> Goal
Lift every line from the entries that includes the word "component".
+===+
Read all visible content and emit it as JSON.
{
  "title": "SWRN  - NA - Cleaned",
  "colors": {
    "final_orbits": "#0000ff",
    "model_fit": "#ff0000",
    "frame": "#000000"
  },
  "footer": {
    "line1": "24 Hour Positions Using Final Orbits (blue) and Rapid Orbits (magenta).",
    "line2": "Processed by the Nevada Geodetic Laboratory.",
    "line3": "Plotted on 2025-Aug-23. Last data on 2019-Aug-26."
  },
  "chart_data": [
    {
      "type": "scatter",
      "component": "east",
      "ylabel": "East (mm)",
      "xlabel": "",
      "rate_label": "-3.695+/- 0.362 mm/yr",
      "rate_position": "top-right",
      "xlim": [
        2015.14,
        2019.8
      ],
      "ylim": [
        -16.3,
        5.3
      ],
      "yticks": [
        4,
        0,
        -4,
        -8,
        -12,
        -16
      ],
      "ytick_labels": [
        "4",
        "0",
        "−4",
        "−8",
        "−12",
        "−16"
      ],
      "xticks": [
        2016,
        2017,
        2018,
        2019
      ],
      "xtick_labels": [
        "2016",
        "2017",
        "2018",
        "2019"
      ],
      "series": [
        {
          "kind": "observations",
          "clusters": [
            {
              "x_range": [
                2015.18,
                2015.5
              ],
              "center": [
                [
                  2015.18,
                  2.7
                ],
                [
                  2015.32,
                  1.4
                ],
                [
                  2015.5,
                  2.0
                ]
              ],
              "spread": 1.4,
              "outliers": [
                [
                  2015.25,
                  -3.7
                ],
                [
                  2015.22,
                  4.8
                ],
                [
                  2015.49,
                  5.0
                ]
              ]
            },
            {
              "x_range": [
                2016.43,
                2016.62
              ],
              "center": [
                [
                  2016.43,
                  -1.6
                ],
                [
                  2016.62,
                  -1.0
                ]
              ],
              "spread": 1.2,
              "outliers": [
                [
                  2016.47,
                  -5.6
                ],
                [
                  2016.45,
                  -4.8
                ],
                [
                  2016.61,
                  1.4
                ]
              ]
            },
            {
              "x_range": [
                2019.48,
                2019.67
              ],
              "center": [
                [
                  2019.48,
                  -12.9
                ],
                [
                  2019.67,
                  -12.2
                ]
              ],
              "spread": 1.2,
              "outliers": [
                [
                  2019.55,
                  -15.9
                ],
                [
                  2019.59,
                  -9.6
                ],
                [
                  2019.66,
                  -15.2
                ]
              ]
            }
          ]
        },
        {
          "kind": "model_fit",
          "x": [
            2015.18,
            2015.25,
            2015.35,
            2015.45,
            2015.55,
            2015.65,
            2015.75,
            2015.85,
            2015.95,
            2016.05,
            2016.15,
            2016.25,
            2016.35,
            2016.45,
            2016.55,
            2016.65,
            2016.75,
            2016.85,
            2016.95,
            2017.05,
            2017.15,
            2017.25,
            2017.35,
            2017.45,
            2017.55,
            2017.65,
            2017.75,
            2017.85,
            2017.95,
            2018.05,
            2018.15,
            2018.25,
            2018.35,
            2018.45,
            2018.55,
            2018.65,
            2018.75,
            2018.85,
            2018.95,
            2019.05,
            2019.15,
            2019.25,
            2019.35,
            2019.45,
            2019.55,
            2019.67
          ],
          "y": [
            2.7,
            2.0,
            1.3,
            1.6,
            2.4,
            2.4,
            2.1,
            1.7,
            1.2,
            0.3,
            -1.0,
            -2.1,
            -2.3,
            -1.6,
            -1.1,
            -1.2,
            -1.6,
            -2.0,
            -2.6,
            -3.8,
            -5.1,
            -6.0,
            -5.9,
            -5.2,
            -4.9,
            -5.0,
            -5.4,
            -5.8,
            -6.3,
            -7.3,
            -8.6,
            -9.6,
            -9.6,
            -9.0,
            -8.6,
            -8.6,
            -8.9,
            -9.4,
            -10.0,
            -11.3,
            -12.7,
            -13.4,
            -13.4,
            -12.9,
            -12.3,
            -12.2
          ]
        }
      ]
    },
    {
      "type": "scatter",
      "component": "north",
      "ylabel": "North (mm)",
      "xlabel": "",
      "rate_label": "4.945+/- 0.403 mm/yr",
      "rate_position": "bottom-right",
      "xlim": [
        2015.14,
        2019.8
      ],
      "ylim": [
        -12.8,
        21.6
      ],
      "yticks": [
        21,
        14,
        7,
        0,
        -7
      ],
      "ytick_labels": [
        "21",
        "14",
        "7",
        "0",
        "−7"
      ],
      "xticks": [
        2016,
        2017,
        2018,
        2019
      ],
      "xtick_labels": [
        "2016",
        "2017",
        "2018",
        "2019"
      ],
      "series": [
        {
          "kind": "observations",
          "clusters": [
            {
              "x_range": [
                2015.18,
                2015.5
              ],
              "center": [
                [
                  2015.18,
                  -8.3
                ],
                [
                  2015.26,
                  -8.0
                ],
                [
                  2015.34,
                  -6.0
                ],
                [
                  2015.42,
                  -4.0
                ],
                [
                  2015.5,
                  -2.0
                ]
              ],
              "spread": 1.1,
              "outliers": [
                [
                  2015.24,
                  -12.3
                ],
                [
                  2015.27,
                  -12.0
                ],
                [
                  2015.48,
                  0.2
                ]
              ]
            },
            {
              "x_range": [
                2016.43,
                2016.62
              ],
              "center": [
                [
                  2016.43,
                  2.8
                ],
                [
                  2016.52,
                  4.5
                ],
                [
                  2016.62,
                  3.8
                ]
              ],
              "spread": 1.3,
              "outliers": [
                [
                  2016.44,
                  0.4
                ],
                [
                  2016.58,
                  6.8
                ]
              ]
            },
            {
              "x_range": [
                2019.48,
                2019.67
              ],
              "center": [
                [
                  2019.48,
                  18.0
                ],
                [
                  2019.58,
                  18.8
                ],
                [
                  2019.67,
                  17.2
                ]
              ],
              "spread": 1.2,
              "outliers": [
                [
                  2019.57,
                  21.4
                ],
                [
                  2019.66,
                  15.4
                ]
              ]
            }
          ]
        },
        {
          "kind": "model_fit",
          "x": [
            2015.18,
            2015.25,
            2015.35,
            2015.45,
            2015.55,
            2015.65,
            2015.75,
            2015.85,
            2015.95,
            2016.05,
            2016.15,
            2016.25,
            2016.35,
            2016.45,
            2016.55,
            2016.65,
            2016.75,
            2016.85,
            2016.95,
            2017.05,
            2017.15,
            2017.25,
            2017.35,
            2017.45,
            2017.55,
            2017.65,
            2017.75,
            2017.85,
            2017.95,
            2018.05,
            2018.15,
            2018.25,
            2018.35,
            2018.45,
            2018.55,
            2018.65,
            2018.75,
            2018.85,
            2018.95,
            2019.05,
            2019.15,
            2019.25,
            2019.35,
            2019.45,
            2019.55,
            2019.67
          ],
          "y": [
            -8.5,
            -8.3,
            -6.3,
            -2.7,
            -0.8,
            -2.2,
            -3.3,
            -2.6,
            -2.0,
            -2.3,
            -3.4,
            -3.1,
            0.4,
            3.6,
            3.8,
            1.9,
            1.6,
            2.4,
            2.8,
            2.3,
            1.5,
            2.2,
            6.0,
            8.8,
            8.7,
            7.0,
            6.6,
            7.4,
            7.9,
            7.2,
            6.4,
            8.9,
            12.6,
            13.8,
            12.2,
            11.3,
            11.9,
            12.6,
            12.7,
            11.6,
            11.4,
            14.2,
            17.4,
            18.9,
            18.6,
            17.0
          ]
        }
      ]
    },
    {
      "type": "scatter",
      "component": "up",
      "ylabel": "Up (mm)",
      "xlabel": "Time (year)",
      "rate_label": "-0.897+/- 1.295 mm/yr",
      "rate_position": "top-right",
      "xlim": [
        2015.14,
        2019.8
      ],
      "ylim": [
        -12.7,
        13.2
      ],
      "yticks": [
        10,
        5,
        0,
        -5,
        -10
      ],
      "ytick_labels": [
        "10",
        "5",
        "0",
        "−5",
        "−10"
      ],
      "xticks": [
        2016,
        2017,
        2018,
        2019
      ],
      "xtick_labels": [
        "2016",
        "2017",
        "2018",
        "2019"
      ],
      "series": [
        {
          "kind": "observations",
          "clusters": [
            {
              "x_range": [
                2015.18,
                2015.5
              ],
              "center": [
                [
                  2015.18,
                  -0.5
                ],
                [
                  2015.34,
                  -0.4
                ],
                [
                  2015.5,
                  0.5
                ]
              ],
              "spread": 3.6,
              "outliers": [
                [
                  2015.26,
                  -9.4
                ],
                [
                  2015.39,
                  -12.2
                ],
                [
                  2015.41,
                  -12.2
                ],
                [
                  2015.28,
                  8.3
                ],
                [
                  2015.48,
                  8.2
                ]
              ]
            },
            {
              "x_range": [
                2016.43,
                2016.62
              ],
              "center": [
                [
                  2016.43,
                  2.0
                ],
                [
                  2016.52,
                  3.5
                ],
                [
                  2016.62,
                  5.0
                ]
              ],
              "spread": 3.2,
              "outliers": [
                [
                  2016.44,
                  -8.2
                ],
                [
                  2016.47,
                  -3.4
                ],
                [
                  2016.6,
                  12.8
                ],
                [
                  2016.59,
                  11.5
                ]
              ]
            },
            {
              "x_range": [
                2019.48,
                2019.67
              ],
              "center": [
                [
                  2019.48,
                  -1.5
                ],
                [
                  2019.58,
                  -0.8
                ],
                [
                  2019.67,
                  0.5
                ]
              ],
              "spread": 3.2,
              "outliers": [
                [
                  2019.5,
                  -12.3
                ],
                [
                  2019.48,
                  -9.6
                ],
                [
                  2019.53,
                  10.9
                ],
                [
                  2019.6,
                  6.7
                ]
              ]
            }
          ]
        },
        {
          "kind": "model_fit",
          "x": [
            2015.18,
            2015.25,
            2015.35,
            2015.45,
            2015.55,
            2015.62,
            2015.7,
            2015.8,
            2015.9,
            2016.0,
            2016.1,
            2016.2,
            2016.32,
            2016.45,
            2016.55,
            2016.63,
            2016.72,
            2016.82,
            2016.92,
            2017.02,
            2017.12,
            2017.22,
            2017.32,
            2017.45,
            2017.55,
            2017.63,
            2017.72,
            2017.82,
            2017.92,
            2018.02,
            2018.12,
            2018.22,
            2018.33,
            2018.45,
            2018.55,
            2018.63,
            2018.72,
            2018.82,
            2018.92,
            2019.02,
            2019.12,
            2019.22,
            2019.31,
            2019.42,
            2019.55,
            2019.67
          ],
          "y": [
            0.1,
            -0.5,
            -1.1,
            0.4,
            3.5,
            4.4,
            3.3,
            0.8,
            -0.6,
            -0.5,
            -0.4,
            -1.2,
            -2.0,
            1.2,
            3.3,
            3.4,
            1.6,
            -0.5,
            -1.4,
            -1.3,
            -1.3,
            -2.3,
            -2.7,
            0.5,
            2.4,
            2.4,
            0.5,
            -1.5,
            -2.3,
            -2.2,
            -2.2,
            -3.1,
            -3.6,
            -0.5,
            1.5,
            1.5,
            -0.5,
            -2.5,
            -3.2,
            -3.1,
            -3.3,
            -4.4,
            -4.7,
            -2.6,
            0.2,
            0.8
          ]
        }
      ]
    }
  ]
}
+===+
> Written answer
      "component": "east",
      "component": "north",
      "component": "up",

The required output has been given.